• Written request: The data must be returned in full and exactly as given.

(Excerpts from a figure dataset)

+ + + + + + +

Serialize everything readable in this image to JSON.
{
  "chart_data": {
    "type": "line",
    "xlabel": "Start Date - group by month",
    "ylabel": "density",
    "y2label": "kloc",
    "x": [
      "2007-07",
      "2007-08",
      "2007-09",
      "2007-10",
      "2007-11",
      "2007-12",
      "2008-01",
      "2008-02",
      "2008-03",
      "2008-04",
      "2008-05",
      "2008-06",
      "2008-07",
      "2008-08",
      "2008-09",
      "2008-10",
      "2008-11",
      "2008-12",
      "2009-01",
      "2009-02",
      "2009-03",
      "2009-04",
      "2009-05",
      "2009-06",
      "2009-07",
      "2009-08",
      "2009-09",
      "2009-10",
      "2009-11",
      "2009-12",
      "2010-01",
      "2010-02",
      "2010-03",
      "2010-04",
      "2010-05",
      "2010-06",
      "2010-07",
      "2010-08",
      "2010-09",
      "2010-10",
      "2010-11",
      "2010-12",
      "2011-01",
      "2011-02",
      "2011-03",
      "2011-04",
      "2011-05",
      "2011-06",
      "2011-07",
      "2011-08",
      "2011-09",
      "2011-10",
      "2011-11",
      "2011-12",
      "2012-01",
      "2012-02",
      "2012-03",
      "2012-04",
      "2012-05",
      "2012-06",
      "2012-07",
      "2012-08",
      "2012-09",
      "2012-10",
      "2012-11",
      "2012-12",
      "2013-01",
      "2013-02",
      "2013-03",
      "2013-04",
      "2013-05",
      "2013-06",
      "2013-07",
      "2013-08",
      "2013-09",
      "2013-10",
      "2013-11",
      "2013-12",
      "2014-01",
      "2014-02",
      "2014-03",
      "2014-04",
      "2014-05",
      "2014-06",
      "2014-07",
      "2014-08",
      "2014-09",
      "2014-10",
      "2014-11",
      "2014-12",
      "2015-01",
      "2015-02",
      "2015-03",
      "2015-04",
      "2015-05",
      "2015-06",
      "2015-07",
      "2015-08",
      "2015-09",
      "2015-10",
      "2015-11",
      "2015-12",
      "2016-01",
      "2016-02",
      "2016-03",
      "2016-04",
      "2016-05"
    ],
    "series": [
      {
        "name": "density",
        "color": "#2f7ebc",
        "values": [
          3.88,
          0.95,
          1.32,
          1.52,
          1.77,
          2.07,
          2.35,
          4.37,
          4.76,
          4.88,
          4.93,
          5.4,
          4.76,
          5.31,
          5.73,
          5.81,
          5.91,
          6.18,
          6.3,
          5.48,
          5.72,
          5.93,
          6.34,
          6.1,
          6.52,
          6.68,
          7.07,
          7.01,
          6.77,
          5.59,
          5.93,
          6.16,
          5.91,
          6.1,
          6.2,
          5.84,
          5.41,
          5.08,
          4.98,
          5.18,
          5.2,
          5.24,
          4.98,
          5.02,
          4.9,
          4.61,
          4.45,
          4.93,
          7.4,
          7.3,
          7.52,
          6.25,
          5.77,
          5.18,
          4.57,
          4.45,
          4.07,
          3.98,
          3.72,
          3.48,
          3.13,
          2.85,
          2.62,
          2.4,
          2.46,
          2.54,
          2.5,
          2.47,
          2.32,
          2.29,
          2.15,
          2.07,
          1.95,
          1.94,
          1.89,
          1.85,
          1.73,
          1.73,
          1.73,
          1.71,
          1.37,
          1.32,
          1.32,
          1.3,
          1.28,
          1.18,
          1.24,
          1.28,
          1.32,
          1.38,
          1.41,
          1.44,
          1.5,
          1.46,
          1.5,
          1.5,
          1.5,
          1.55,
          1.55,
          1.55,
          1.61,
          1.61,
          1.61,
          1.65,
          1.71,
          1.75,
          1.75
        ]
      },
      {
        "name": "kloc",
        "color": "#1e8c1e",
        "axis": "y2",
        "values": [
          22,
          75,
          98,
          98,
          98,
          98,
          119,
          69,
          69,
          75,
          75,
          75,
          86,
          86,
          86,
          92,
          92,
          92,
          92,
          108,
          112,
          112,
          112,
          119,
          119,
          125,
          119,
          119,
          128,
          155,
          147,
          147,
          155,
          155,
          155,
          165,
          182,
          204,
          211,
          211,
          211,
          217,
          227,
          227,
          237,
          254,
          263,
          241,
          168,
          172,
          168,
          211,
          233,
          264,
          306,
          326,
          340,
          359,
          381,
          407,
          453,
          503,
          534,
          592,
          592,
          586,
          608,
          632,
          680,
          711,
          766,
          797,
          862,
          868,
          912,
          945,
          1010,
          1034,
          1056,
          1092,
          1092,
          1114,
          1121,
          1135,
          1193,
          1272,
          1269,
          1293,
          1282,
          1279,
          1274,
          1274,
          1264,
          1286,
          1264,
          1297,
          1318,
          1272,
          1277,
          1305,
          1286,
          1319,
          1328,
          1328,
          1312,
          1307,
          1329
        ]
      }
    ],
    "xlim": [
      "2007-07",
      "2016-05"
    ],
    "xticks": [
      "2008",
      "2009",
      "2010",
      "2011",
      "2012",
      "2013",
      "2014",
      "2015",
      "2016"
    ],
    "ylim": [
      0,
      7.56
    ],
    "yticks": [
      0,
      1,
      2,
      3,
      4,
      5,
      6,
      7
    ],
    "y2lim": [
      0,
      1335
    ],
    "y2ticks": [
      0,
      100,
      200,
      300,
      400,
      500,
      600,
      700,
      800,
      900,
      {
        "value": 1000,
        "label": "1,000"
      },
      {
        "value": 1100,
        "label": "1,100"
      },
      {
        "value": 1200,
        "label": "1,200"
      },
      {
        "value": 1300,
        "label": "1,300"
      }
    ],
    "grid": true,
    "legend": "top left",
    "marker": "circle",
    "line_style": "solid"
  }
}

+ + + + + + +

• Written answer:
Serialize everything readable in this image to JSON.
{
  "chart_data": {
    "type": "line",
    "xlabel": "Start Date - group by month",
    "ylabel": "density",
    "y2label": "kloc",
    "x": [
      "2007-07",
      "2007-08",
      "2007-09",
      "2007-10",
      "2007-11",
      "2007-12",
      "2008-01",
      "2008-02",
      "2008-03",
      "2008-04",
      "2008-05",
      "2008-06",
      "2008-07",
      "2008-08",
      "2008-09",
      "2008-10",
      "2008-11",
      "2008-12",
      "2009-01",
      "2009-02",
      "2009-03",
      "2009-04",
      "2009-05",
      "2009-06",
      "2009-07",
      "2009-08",
      "2009-09",
      "2009-10",
      "2009-11",
      "2009-12",
      "2010-01",
      "2010-02",
      "2010-03",
      "2010-04",
      "2010-05",
      "2010-06",
      "2010-07",
      "2010-08",
      "2010-09",
      "2010-10",
      "2010-11",
      "2010-12",
      "2011-01",
      "2011-02",
      "2011-03",
      "2011-04",
      "2011-05",
      "2011-06",
      "2011-07",
      "2011-08",
      "2011-09",
      "2011-10",
      "2011-11",
      "2011-12",
      "2012-01",
      "2012-02",
      "2012-03",
      "2012-04",
      "2012-05",
      "2012-06",
      "2012-07",
      "2012-08",
      "2012-09",
      "2012-10",
      "2012-11",
      "2012-12",
      "2013-01",
      "2013-02",
      "2013-03",
      "2013-04",
      "2013-05",
      "2013-06",
      "2013-07",
      "2013-08",
      "2013-09",
      "2013-10",
      "2013-11",
      "2013-12",
      "2014-01",
      "2014-02",
      "2014-03",
      "2014-04",
      "2014-05",
      "2014-06",
      "2014-07",
      "2014-08",
      "2014-09",
      "2014-10",
      "2014-11",
      "2014-12",
      "2015-01",
      "2015-02",
      "2015-03",
      "2015-04",
      "2015-05",
      "2015-06",
      "2015-07",
      "2015-08",
      "2015-09",
      "2015-10",
      "2015-11",
      "2015-12",
      "2016-01",
      "2016-02",
      "2016-03",
      "2016-04",
      "2016-05"
    ],
    "series": [
      {
        "name": "density",
        "color": "#2f7ebc",
        "values": [
          3.88,
          0.95,
          1.32,
          1.52,
          1.77,
          2.07,
          2.35,
          4.37,
          4.76,
          4.88,
          4.93,
          5.4,
          4.76,
          5.31,
          5.73,
          5.81,
          5.91,
          6.18,
          6.3,
          5.48,
          5.72,
          5.93,
          6.34,
          6.1,
          6.52,
          6.68,
          7.07,
          7.01,
          6.77,
          5.59,
          5.93,
          6.16,
          5.91,
          6.1,
          6.2,
          5.84,
          5.41,
          5.08,
          4.98,
          5.18,
          5.2,
          5.24,
          4.98,
          5.02,
          4.9,
          4.61,
          4.45,
          4.93,
          7.4,
          7.3,
          7.52,
          6.25,
          5.77,
          5.18,
          4.57,
          4.45,
          4.07,
          3.98,
          3.72,
          3.48,
          3.13,
          2.85,
          2.62,
          2.4,
          2.46,
          2.54,
          2.5,
          2.47,
          2.32,
          2.29,
          2.15,
          2.07,
          1.95,
          1.94,
          1.89,
          1.85,
          1.73,
          1.73,
          1.73,
          1.71,
          1.37,
          1.32,
          1.32,
          1.3,
          1.28,
          1.18,
          1.24,
          1.28,
          1.32,
          1.38,
          1.41,
          1.44,
          1.5,
          1.46,
          1.5,
          1.5,
          1.5,
          1.55,
          1.55,
          1.55,
          1.61,
          1.61,
          1.61,
          1.65,
          1.71,
          1.75,
          1.75
        ]
      },
      {
        "name": "kloc",
        "color": "#1e8c1e",
        "axis": "y2",
        "values": [
          22,
          75,
          98,
          98,
          98,
          98,
          119,
          69,
          69,
          75,
          75,
          75,
          86,
          86,
          86,
          92,
          92,
          92,
          92,
          108,
          112,
          112,
          112,
          119,
          119,
          125,
          119,
          119,
          128,
          155,
          147,
          147,
          155,
          155,
          155,
          165,
          182,
          204,
          211,
          211,
          211,
          217,
          227,
          227,
          237,
          254,
          263,
          241,
          168,
          172,
          168,
          211,
          233,
          264,
          306,
          326,
          340,
          359,
          381,
          407,
          453,
          503,
          534,
          592,
          592,
          586,
          608,
          632,
          680,
          711,
          766,
          797,
          862,
          868,
          912,
          945,
          1010,
          1034,
          1056,
          1092,
          1092,
          1114,
          1121,
          1135,
          1193,
          1272,
          1269,
          1293,
          1282,
          1279,
          1274,
          1274,
          1264,
          1286,
          1264,
          1297,
          1318,
          1272,
          1277,
          1305,
          1286,
          1319,
          1328,
          1328,
          1312,
          1307,
          1329
        ]
      }
    ],
    "xlim": [
      "2007-07",
      "2016-05"
    ],
    "xticks": [
      "2008",
      "2009",
      "2010",
      "2011",
      "2012",
      "2013",
      "2014",
      "2015",
      "2016"
    ],
    "ylim": [
      0,
      7.56
    ],
    "yticks": [
      0,
      1,
      2,
      3,
      4,
      5,
      6,
      7
    ],
    "y2lim": [
      0,
      1335
    ],
    "y2ticks": [
      0,
      100,
      200,
      300,
      400,
      500,
      600,
      700,
      800,
      900,
      {
        "value": 1000,
        "label": "1,000"
      },
      {
        "value": 1100,
        "label": "1,100"
      },
      {
        "value": 1200,
        "label": "1,200"
      },
      {
        "value": 1300,
        "label": "1,300"
      }
    ],
    "grid": true,
    "legend": "top left",
    "marker": "circle",
    "line_style": "solid"
  }
}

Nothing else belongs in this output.